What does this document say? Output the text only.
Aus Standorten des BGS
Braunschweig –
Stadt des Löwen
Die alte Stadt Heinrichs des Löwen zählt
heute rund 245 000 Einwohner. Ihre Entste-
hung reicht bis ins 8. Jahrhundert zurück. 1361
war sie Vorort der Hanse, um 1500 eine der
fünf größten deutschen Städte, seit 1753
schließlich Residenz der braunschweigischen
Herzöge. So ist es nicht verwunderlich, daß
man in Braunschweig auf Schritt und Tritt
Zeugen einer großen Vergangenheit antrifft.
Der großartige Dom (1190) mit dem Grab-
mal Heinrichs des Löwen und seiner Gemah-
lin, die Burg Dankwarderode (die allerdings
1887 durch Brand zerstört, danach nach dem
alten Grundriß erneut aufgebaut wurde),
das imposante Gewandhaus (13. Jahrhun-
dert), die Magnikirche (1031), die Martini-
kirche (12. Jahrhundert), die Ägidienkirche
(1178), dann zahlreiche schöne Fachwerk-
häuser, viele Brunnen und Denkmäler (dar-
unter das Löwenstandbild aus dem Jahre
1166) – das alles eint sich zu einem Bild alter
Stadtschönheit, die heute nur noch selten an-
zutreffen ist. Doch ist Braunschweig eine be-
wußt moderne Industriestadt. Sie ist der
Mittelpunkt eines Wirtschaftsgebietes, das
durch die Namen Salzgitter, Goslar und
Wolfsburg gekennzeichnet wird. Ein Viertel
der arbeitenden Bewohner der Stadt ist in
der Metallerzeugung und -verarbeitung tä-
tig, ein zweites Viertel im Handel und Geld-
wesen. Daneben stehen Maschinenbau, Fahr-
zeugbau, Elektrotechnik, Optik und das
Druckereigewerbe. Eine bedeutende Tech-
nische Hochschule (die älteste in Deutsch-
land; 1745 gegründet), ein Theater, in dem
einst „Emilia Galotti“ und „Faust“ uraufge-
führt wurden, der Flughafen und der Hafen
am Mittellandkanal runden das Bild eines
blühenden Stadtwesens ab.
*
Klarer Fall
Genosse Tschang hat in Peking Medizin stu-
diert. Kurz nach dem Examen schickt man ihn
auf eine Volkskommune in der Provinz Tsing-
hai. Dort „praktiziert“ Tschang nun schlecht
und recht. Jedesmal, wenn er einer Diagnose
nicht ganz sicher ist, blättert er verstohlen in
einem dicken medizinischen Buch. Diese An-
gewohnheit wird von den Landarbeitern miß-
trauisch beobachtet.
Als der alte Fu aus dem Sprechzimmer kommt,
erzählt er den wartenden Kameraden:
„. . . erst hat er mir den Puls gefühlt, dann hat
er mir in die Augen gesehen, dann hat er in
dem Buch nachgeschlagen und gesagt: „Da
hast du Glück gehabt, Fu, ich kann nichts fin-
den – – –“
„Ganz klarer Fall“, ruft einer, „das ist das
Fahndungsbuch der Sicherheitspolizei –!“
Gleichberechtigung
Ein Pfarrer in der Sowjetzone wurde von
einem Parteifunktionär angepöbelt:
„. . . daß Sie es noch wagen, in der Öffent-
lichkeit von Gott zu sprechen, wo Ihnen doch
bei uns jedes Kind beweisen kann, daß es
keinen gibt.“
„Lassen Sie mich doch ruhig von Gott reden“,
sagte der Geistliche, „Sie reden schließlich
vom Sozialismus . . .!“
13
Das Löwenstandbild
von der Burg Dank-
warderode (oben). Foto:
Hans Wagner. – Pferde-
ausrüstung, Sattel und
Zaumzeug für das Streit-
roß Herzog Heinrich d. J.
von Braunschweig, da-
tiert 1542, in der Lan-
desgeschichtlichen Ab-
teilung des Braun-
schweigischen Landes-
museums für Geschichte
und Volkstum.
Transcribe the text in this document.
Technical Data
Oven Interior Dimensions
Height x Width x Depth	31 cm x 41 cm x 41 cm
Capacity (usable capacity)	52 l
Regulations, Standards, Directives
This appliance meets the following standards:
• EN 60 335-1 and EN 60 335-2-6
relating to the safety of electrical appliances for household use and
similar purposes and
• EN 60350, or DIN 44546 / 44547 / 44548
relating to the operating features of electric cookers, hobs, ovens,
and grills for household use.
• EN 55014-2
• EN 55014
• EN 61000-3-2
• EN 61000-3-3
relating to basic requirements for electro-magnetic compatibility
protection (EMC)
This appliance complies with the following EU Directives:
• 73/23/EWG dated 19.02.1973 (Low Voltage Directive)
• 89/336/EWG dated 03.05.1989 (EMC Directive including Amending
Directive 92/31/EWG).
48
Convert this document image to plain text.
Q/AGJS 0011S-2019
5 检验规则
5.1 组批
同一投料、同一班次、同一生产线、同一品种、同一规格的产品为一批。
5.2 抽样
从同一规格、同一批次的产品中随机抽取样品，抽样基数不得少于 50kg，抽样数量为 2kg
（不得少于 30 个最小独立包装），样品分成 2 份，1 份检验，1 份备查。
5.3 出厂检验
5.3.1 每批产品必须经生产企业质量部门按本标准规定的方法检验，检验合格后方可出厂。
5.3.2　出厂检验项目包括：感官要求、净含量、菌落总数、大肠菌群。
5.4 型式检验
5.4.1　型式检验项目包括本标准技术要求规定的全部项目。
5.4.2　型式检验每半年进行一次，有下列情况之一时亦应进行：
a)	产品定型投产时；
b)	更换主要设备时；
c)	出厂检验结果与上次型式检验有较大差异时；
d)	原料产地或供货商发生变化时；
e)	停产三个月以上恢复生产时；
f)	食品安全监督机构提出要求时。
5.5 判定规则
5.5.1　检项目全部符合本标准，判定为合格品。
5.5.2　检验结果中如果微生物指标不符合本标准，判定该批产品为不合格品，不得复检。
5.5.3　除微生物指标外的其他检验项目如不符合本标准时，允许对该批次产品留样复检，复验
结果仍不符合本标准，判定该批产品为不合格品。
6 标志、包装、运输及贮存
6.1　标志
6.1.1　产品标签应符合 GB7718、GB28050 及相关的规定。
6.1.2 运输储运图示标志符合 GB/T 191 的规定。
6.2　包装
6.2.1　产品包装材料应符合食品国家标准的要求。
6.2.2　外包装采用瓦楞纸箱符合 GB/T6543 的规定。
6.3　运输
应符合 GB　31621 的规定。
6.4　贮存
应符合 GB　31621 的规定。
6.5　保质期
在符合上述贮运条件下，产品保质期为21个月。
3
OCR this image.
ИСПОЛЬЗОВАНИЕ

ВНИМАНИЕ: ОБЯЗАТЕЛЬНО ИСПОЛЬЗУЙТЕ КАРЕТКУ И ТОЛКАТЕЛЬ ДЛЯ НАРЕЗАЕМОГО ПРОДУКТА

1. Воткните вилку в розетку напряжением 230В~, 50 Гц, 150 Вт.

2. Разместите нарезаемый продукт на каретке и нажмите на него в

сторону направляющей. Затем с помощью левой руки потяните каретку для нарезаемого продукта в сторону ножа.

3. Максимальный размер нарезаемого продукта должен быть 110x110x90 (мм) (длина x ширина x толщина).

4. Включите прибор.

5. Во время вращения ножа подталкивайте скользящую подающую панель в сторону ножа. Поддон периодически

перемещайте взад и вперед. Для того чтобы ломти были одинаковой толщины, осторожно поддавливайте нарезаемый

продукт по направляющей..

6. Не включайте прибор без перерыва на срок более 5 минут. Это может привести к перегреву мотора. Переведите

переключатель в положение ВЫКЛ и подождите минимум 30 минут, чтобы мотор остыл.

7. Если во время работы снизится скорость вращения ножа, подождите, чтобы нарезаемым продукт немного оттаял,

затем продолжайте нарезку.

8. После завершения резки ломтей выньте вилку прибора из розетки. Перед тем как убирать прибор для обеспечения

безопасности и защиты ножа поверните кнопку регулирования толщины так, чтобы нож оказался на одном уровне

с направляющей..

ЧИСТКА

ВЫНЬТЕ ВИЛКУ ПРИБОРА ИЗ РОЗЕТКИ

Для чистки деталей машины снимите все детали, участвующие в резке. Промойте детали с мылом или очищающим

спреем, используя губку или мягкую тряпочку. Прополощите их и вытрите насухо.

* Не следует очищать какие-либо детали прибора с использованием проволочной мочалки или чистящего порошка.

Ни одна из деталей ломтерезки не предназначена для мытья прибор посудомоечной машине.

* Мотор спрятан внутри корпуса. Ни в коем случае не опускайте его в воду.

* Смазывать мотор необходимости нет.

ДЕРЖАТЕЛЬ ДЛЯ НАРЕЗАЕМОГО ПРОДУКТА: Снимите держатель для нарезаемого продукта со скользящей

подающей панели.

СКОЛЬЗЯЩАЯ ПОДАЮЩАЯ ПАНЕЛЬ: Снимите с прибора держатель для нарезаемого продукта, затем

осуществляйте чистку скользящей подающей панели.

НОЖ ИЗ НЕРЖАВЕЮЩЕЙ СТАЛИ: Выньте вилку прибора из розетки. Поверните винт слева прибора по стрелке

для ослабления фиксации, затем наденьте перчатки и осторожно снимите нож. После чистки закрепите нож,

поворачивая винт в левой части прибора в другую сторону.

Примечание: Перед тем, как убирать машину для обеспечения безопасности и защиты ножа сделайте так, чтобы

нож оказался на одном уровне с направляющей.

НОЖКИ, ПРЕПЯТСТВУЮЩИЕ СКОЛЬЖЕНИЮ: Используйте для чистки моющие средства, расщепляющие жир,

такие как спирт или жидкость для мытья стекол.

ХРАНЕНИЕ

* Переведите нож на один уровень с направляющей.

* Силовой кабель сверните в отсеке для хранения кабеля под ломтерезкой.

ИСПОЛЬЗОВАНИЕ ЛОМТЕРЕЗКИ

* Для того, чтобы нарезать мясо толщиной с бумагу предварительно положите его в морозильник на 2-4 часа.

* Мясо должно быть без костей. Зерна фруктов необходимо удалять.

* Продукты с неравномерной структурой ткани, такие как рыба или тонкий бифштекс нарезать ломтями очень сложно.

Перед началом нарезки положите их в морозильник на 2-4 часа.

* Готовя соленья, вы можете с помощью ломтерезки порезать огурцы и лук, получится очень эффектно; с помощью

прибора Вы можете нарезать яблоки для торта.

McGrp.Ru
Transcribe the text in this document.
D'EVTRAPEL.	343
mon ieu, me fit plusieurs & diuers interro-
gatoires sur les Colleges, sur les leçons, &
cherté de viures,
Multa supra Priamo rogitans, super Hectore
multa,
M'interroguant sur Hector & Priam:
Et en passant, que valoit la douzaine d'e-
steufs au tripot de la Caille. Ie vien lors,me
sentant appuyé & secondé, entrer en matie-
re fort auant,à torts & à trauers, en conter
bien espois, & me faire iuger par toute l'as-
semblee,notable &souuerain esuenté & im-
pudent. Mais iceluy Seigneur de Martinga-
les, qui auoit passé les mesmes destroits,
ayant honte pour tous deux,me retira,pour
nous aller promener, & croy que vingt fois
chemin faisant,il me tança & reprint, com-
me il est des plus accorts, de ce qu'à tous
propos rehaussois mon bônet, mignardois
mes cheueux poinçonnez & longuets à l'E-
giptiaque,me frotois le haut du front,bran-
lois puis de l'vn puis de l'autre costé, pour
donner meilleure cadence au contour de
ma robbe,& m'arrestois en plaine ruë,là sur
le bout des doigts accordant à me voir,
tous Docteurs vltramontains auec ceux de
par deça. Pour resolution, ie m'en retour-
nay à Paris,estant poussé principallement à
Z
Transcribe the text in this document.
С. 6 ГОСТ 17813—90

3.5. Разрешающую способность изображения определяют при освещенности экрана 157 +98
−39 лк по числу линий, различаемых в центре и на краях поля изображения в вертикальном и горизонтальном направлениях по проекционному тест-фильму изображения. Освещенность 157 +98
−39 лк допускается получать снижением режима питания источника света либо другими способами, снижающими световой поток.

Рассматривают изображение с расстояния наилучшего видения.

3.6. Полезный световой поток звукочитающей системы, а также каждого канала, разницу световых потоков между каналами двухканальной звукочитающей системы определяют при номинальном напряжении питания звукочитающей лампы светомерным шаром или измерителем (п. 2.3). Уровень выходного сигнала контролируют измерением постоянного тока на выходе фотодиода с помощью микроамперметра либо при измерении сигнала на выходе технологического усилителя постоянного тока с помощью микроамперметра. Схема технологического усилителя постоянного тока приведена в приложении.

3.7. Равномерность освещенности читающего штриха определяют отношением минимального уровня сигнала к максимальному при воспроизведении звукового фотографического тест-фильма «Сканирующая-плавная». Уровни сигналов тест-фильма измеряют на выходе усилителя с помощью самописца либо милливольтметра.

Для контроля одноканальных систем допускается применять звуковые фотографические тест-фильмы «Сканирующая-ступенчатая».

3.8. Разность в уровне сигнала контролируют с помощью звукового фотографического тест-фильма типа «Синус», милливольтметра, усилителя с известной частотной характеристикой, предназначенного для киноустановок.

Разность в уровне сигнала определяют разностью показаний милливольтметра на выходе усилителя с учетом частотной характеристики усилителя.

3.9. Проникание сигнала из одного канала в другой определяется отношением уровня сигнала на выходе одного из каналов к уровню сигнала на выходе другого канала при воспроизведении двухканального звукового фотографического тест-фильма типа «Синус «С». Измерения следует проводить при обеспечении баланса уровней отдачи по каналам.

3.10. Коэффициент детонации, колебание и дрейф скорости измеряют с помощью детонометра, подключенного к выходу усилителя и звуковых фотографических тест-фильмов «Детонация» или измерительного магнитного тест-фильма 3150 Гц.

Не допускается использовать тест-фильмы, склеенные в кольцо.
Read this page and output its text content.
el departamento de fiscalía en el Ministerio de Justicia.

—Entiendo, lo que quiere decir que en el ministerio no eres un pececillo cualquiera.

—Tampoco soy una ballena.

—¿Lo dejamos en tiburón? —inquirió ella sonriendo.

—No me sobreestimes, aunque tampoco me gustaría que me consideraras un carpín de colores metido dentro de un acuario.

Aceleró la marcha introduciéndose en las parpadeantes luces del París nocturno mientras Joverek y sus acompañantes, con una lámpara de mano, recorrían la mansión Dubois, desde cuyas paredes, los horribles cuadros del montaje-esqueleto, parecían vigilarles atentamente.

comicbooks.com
# # # # # # #
Stated task = Reproduce each line of the entries in which the word "мытья" is found.

Task response =
Ни одна из деталей ломтерезки не предназначена для мытья прибор посудомоечной машине.
такие как спирт или жидкость для мытья стекол.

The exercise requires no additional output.